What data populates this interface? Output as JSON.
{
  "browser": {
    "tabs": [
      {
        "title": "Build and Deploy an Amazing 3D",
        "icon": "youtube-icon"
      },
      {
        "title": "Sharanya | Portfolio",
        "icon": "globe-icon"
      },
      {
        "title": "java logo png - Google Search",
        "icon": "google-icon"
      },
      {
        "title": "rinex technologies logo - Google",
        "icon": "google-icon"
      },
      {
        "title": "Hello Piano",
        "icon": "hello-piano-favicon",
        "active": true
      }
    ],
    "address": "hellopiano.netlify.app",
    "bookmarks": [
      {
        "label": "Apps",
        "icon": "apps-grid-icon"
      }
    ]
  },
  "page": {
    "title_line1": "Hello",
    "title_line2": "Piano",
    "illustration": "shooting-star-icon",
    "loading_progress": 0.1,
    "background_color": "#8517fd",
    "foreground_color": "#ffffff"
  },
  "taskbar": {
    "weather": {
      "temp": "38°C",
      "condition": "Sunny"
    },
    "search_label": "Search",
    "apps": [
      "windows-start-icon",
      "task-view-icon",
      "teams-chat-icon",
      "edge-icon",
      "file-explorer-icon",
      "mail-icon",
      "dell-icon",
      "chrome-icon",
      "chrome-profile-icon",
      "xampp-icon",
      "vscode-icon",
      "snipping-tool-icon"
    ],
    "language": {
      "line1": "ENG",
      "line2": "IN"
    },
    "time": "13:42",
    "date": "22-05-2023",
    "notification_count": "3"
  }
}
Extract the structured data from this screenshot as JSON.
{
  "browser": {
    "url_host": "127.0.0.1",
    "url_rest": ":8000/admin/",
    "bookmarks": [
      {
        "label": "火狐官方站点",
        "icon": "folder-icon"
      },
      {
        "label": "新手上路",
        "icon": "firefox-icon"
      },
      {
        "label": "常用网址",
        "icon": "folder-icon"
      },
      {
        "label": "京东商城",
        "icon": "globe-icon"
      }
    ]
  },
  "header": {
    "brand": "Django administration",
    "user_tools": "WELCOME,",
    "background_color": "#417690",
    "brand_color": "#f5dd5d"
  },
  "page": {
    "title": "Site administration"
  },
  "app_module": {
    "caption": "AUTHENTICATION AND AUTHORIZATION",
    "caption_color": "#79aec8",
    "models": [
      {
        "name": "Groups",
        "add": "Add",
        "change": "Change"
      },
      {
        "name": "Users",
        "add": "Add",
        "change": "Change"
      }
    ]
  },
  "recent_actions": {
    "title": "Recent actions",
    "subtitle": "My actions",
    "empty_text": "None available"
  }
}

...

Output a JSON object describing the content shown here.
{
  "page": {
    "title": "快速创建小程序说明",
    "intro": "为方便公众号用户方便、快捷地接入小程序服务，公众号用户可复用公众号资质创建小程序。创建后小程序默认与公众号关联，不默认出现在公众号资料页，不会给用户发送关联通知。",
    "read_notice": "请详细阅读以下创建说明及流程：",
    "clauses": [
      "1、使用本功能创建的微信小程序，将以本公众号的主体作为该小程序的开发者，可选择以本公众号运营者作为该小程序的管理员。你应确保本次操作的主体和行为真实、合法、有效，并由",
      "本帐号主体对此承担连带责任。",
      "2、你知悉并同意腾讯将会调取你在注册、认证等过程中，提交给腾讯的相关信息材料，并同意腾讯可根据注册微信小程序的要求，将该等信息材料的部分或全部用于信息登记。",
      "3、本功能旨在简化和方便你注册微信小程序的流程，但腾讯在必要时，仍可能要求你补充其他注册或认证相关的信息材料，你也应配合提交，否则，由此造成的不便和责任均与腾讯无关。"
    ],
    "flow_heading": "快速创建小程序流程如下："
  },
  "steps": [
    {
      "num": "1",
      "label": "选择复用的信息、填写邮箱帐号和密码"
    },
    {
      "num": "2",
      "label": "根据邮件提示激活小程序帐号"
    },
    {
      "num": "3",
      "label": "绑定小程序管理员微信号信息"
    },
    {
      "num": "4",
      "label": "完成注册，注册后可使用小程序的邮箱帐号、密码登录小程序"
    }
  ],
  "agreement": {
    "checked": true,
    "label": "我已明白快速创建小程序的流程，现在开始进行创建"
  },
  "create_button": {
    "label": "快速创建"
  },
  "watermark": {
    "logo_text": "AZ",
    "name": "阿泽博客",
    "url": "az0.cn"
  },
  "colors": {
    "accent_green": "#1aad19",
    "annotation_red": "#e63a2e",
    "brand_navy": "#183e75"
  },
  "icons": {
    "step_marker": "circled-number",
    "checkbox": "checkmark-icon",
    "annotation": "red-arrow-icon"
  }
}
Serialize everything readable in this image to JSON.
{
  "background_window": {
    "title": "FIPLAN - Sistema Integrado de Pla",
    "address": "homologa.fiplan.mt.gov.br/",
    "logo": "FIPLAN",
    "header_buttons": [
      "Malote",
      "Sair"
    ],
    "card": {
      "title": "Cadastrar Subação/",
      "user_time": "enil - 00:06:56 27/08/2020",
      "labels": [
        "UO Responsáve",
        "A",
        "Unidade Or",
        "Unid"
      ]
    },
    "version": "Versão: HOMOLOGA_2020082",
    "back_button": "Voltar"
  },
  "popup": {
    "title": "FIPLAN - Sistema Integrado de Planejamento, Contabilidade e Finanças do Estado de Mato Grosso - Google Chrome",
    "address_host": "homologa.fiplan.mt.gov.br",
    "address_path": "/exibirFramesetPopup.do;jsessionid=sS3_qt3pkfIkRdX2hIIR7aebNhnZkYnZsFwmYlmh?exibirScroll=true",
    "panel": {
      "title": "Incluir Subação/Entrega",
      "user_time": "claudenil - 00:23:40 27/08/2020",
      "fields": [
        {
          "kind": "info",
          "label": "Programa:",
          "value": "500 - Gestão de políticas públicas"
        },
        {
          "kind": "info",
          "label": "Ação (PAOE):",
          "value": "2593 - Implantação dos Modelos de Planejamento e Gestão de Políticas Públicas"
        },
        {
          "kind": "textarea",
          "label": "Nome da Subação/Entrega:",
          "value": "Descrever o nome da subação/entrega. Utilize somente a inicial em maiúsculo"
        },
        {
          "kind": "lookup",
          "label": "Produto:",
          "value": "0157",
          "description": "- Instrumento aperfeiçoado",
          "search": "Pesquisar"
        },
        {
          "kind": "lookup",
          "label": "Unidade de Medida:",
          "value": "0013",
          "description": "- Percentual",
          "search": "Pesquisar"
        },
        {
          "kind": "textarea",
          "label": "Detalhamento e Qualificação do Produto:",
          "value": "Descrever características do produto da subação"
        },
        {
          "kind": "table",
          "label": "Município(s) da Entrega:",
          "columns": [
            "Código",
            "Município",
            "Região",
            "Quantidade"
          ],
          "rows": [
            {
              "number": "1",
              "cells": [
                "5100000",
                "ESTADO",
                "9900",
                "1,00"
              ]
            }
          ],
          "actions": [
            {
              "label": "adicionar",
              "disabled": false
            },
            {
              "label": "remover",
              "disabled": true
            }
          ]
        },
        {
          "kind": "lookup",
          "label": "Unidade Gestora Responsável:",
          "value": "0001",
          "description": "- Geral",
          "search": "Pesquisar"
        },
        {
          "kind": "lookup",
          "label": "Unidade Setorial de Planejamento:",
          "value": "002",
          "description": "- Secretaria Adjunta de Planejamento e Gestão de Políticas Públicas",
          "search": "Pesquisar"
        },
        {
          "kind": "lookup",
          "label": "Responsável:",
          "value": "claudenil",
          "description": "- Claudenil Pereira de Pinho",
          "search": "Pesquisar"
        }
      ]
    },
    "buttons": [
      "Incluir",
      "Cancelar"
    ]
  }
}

STATED EXERCISE: Which lines above contain "Incluir"? Show each of them.

SOLUTION TO THE PROBLEM:
      "title": "Incluir Subação/Entrega",
      "Incluir",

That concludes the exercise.